Aim of the task>
Output nothing but the number of lines that include the word "อสอบ".
★ ★ ★ ★ ★ ★ ★
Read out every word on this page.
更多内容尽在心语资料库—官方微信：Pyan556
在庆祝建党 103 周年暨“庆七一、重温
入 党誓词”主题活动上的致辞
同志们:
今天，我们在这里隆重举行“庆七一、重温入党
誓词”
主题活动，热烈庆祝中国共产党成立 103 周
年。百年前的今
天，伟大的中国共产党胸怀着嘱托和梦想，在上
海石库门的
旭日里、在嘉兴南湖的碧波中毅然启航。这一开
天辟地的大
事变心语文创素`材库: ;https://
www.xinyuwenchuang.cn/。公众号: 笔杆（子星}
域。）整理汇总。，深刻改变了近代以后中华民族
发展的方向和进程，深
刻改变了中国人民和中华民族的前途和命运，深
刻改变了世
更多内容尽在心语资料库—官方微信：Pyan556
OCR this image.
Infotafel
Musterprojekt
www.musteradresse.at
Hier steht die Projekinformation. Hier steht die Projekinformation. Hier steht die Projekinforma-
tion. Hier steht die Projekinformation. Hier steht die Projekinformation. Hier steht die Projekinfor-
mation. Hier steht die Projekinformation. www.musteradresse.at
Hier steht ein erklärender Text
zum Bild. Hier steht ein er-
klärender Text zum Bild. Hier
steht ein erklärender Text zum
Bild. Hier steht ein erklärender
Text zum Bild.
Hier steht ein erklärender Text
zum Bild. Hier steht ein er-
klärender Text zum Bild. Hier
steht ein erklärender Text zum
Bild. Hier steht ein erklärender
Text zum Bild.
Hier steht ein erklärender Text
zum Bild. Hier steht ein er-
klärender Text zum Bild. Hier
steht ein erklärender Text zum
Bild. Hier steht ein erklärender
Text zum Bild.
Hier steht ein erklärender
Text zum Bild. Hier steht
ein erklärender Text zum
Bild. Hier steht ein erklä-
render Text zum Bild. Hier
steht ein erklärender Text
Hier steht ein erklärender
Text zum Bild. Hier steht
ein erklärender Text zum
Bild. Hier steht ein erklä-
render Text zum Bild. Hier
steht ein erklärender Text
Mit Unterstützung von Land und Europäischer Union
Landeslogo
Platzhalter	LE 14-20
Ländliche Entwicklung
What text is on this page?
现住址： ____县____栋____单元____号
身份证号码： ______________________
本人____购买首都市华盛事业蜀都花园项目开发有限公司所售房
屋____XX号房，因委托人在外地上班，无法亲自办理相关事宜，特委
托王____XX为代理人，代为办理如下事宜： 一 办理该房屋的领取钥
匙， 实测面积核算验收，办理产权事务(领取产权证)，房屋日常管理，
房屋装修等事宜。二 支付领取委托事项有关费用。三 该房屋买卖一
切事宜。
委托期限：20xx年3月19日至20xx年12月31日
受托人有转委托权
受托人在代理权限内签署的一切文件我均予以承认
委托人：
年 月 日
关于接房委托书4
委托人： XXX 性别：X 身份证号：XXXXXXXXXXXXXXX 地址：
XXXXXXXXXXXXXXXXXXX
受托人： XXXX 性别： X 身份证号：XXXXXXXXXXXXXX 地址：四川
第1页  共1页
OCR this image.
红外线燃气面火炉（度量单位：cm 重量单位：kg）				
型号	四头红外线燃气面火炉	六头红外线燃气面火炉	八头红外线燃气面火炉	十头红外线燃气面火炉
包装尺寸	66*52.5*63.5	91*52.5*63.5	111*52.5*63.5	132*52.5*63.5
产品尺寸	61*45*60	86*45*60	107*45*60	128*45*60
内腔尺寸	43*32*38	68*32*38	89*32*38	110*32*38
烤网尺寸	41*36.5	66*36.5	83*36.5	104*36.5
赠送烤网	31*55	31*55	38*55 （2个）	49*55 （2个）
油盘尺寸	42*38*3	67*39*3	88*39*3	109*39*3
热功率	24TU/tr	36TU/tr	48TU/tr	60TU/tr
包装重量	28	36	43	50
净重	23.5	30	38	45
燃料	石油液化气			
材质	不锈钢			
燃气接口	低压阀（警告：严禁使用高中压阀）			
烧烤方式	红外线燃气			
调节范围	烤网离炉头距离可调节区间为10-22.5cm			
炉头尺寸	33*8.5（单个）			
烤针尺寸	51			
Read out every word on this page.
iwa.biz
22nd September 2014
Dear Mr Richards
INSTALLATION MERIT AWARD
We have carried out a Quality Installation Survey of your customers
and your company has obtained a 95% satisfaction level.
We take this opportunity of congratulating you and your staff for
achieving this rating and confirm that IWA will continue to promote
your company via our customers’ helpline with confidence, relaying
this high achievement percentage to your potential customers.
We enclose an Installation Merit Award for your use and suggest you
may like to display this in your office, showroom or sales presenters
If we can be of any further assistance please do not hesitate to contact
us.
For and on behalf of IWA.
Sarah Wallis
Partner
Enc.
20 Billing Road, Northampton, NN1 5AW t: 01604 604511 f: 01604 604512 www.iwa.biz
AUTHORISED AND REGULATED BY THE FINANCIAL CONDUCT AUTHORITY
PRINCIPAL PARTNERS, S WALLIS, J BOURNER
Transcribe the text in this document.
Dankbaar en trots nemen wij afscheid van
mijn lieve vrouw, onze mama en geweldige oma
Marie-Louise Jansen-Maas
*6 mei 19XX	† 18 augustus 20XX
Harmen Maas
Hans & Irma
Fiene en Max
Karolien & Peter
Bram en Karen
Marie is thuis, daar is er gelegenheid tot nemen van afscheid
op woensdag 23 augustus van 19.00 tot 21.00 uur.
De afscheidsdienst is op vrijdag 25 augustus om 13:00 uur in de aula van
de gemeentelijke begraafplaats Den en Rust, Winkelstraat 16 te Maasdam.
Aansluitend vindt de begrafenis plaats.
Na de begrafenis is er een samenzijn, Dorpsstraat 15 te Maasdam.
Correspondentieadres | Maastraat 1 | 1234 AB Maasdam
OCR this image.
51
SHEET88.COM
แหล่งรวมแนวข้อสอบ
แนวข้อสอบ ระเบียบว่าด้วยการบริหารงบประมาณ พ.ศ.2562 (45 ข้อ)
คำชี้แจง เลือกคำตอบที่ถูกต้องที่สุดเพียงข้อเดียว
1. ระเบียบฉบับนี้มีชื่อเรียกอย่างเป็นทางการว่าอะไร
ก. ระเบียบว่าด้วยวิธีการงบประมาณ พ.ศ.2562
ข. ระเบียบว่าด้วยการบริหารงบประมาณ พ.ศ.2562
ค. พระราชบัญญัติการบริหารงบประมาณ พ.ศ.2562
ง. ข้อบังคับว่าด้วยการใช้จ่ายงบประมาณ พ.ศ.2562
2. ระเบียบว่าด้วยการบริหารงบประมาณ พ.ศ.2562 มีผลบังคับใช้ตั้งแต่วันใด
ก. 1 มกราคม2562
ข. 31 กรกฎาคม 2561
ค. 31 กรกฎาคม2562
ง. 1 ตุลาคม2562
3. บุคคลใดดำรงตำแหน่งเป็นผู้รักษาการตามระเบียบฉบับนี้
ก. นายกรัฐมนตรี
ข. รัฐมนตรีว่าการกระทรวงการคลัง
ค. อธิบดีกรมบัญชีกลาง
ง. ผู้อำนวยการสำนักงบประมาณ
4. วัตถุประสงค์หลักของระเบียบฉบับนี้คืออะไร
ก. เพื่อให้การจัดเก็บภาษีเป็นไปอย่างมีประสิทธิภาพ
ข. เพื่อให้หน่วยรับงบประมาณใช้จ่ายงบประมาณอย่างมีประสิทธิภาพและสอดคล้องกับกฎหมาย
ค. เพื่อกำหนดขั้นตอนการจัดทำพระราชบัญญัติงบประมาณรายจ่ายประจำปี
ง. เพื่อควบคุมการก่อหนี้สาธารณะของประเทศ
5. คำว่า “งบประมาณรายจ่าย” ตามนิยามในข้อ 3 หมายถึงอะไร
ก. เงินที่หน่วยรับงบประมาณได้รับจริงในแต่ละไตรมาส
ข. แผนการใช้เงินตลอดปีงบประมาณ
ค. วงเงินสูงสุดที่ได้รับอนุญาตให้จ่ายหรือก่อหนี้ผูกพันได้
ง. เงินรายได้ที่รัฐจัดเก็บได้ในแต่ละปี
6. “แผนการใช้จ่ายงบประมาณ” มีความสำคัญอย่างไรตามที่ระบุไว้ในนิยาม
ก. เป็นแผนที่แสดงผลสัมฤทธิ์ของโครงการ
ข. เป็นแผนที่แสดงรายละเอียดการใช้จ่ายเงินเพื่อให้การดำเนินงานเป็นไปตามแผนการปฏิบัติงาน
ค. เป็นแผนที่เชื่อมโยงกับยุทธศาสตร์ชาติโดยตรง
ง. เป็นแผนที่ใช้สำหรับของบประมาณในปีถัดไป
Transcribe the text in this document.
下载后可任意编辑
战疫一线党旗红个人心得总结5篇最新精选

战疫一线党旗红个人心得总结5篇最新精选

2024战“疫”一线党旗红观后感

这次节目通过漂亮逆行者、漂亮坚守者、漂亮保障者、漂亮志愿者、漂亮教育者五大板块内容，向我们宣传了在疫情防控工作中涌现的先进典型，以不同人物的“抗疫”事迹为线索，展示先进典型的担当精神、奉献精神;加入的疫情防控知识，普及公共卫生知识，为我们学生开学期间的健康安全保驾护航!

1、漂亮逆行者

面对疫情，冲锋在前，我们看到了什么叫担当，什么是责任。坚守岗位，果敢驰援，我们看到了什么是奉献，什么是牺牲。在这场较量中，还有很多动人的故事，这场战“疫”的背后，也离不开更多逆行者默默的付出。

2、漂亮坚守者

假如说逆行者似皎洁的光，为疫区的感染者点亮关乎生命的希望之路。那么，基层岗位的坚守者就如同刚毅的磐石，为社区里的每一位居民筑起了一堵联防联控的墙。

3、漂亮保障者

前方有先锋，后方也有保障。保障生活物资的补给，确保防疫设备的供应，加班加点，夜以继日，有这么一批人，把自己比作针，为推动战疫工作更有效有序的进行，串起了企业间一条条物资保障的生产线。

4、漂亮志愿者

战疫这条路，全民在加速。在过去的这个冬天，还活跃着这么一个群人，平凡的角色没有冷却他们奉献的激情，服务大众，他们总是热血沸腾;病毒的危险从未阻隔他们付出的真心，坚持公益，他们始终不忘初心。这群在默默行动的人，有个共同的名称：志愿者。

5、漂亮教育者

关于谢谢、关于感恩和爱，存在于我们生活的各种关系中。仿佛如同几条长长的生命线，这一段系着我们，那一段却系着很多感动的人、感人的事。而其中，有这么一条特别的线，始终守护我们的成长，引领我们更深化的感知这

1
★ ★ ★ ★ ★ ★ ★
Result for this task>
2